> The exercise:
Below, find each line holding "леса" and state how many there are, using the number alone.

[Data records]
====================
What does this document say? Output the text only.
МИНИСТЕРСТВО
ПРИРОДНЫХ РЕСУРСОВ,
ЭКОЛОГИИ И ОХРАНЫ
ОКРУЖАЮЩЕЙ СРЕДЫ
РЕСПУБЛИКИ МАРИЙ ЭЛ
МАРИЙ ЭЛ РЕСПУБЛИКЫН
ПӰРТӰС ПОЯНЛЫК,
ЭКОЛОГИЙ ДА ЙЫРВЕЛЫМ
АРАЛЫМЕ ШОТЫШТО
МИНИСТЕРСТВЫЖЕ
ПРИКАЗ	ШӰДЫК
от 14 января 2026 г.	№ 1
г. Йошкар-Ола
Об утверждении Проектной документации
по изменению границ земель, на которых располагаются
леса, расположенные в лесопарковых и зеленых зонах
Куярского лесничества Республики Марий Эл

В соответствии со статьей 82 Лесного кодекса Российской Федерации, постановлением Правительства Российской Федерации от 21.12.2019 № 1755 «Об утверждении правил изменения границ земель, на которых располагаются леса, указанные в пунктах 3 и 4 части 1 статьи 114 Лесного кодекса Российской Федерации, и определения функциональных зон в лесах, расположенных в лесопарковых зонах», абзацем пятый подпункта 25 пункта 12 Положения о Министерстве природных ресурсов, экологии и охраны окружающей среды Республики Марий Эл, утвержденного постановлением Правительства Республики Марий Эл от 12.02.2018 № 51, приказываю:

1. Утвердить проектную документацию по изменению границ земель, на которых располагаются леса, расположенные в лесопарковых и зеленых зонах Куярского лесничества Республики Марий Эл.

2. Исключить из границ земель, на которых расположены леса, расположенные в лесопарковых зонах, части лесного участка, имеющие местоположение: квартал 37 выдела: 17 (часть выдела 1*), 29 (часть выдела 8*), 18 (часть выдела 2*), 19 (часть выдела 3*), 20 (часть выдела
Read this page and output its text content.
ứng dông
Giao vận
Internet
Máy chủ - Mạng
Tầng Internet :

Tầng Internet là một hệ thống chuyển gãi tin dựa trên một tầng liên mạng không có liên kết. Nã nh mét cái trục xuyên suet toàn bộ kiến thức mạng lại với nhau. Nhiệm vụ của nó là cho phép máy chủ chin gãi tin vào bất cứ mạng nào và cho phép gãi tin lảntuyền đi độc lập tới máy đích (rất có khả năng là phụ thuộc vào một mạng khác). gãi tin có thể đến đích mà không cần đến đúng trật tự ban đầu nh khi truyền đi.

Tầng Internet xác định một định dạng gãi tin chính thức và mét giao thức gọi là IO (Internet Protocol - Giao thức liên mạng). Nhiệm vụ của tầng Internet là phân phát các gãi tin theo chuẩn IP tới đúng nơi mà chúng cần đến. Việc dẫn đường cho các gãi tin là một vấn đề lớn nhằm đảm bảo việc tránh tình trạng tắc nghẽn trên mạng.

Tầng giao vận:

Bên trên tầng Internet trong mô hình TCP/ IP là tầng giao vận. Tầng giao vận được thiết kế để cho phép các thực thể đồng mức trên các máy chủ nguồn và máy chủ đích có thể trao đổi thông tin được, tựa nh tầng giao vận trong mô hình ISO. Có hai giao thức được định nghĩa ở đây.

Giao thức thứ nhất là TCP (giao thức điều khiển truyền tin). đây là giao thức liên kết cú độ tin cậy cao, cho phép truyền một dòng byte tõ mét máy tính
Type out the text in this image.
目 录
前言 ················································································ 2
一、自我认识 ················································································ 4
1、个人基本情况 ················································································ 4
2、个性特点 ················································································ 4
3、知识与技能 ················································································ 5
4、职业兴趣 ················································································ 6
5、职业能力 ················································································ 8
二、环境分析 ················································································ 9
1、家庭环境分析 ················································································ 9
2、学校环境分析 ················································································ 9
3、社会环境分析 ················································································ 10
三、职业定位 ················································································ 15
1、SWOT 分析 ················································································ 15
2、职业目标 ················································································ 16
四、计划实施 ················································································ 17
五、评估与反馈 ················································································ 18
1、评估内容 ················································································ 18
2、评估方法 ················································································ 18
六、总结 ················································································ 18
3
====================
> Answer in full:
4